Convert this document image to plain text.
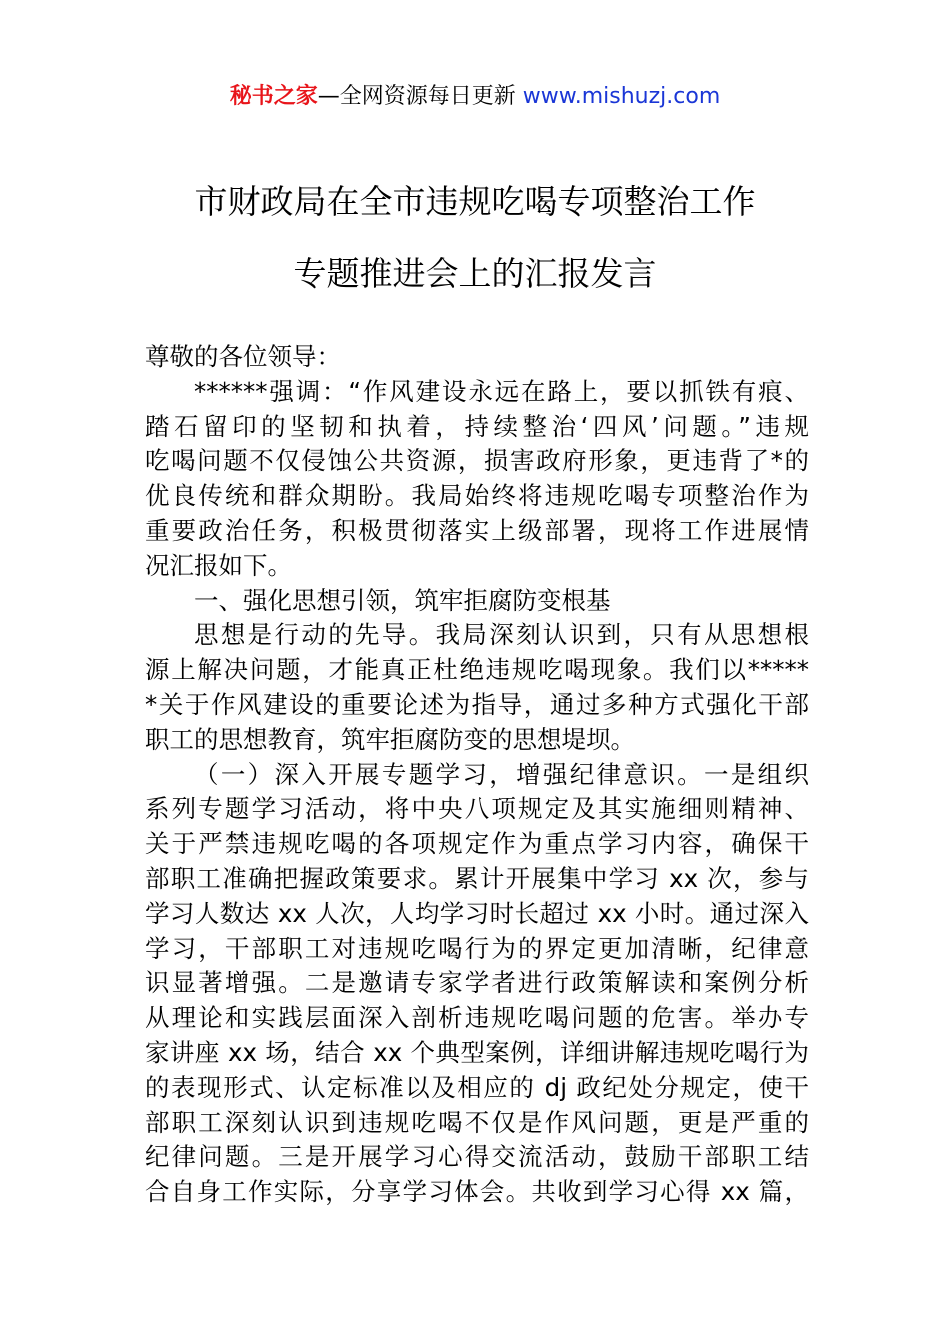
秘书之家—全网资源每日更新 www.mishuzj.com
市财政局在全市违规吃喝专项整治工作
专题推进会上的汇报发言
尊敬的各位领导：
******强调：“作风建设永远在路上，要以抓铁有痕、
踏石留印的坚韧和执着，持续整治‘四风’问题。”违规
吃喝问题不仅侵蚀公共资源，损害政府形象，更违背了*的
优良传统和群众期盼。我局始终将违规吃喝专项整治作为
重要政治任务，积极贯彻落实上级部署，现将工作进展情
况汇报如下。
一、强化思想引领，筑牢拒腐防变根基
思想是行动的先导。我局深刻认识到，只有从思想根
源上解决问题，才能真正杜绝违规吃喝现象。我们以*****
*关于作风建设的重要论述为指导，通过多种方式强化干部
职工的思想教育，筑牢拒腐防变的思想堤坝。
（一）深入开展专题学习，增强纪律意识。一是组织
系列专题学习活动，将中央八项规定及其实施细则精神、
关于严禁违规吃喝的各项规定作为重点学习内容，确保干
部职工准确把握政策要求。累计开展集中学习 xx 次，参与
学习人数达 xx 人次，人均学习时长超过 xx 小时。通过深入
学习，干部职工对违规吃喝行为的界定更加清晰，纪律意
识显著增强。二是邀请专家学者进行政策解读和案例分析
从理论和实践层面深入剖析违规吃喝问题的危害。举办专
家讲座 xx 场，结合 xx 个典型案例，详细讲解违规吃喝行为
的表现形式、认定标准以及相应的 dj 政纪处分规定，使干
部职工深刻认识到违规吃喝不仅是作风问题，更是严重的
纪律问题。三是开展学习心得交流活动，鼓励干部职工结
合自身工作实际，分享学习体会。共收到学习心得 xx 篇，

■ **DIRECTIONS**
Your job is to transcribe the entries above exactly; skip the pictures.

■ **EXERCISE SOLUTION**
Convert this document image to plain text.
秘书之家—全网资源每日更新 www.mishuzj.com
市财政局在全市违规吃喝专项整治工作
专题推进会上的汇报发言
尊敬的各位领导：
******强调：“作风建设永远在路上，要以抓铁有痕、
踏石留印的坚韧和执着，持续整治‘四风’问题。”违规
吃喝问题不仅侵蚀公共资源，损害政府形象，更违背了*的
优良传统和群众期盼。我局始终将违规吃喝专项整治作为
重要政治任务，积极贯彻落实上级部署，现将工作进展情
况汇报如下。
一、强化思想引领，筑牢拒腐防变根基
思想是行动的先导。我局深刻认识到，只有从思想根
源上解决问题，才能真正杜绝违规吃喝现象。我们以*****
*关于作风建设的重要论述为指导，通过多种方式强化干部
职工的思想教育，筑牢拒腐防变的思想堤坝。
（一）深入开展专题学习，增强纪律意识。一是组织
系列专题学习活动，将中央八项规定及其实施细则精神、
关于严禁违规吃喝的各项规定作为重点学习内容，确保干
部职工准确把握政策要求。累计开展集中学习 xx 次，参与
学习人数达 xx 人次，人均学习时长超过 xx 小时。通过深入
学习，干部职工对违规吃喝行为的界定更加清晰，纪律意
识显著增强。二是邀请专家学者进行政策解读和案例分析
从理论和实践层面深入剖析违规吃喝问题的危害。举办专
家讲座 xx 场，结合 xx 个典型案例，详细讲解违规吃喝行为
的表现形式、认定标准以及相应的 dj 政纪处分规定，使干
部职工深刻认识到违规吃喝不仅是作风问题，更是严重的
纪律问题。三是开展学习心得交流活动，鼓励干部职工结
合自身工作实际，分享学习体会。共收到学习心得 xx 篇，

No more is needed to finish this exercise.